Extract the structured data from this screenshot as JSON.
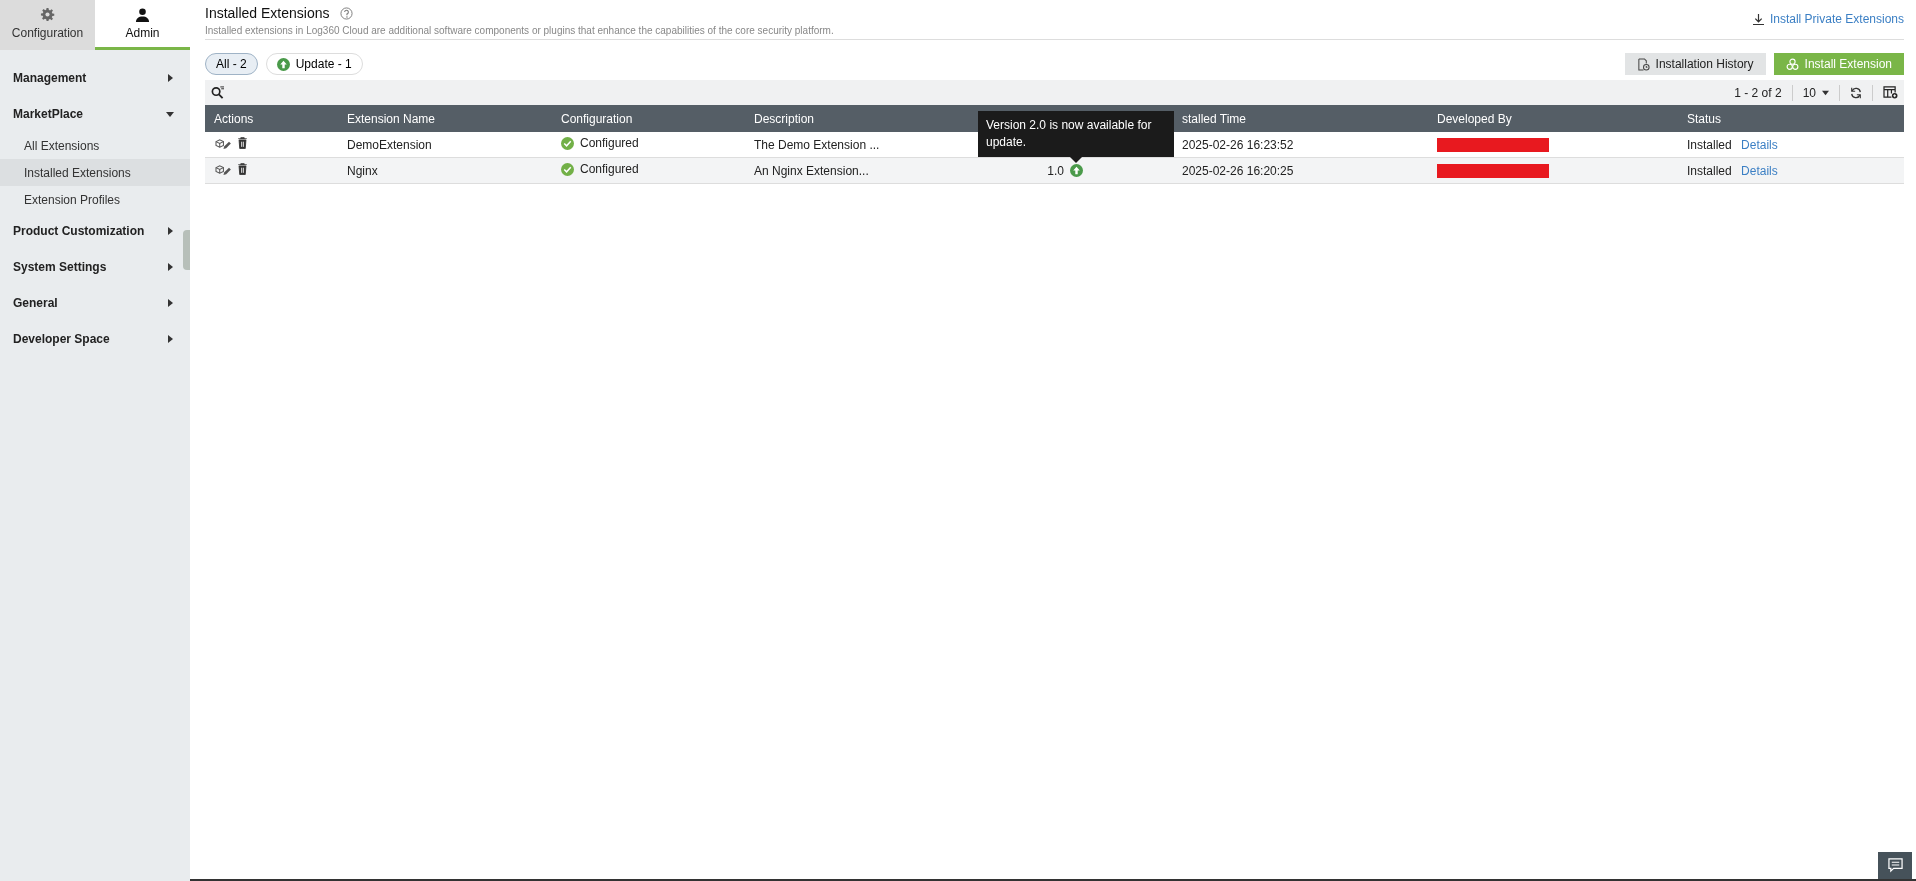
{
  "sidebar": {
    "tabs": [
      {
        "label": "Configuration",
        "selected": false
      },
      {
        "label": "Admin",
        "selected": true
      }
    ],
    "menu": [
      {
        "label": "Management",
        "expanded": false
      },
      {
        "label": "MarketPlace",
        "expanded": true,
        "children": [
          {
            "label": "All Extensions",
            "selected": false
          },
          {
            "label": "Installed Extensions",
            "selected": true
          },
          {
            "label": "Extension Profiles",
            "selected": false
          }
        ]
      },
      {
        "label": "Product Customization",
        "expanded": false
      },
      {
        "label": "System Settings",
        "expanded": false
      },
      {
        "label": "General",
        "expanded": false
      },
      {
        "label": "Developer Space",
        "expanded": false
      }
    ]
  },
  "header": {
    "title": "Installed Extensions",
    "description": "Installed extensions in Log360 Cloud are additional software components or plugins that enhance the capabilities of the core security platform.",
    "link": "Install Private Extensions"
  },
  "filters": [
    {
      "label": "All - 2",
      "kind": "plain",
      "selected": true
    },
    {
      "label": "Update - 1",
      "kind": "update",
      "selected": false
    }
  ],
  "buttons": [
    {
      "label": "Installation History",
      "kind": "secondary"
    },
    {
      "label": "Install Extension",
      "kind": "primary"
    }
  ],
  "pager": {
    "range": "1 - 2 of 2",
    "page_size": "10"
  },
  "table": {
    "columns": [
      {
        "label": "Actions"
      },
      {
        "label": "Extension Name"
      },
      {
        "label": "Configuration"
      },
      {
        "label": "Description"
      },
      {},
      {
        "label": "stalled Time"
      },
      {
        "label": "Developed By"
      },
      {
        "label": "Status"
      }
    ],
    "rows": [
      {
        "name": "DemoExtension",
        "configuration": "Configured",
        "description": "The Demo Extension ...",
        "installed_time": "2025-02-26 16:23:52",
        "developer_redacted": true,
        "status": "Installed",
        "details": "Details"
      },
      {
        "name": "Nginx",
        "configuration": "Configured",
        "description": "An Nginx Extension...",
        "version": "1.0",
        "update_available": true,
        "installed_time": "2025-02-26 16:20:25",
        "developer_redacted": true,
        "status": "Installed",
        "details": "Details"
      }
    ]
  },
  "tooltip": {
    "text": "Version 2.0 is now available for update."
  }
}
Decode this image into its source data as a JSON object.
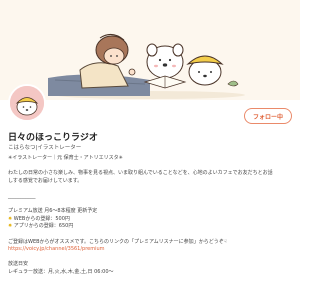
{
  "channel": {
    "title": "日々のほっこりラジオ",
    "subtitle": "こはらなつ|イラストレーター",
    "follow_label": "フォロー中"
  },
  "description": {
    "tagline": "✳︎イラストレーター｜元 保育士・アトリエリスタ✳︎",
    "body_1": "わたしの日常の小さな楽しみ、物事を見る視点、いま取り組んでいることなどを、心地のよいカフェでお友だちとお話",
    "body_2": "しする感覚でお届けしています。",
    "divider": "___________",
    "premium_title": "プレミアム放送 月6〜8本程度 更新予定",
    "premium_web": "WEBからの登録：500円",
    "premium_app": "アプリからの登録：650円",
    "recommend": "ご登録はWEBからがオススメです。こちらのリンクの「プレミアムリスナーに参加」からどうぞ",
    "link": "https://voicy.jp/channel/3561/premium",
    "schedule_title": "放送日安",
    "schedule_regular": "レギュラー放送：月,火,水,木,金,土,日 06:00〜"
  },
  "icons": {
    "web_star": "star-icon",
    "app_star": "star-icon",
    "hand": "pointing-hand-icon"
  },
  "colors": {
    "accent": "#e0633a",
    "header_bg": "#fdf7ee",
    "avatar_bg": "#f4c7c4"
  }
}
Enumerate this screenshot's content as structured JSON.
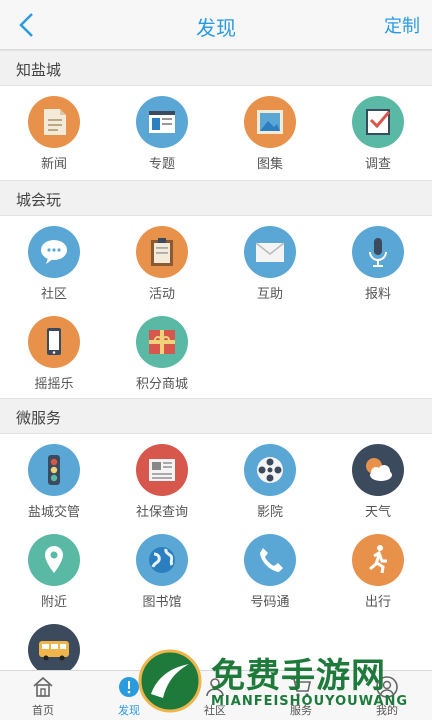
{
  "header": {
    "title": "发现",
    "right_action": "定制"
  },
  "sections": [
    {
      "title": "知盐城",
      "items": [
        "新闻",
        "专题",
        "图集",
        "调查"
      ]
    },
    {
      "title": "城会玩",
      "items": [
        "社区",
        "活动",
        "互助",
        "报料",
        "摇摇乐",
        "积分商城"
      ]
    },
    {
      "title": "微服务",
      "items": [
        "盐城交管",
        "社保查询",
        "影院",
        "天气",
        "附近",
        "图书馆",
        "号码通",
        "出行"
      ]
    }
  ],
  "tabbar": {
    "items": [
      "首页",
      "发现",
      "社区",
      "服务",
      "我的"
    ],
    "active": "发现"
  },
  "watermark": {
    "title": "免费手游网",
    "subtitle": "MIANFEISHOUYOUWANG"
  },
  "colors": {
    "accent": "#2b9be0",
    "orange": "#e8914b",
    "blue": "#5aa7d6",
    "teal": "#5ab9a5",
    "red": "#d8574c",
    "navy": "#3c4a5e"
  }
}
**********
**SHORT PROBLEM:**
Extract every line containing the string "イラストレーター" from the material.

**OUTPUT BELOW:**
    "subtitle": "こはらなつ|イラストレーター",
    "tagline": "✳︎イラストレーター｜元 保育士・アトリエリスタ✳︎",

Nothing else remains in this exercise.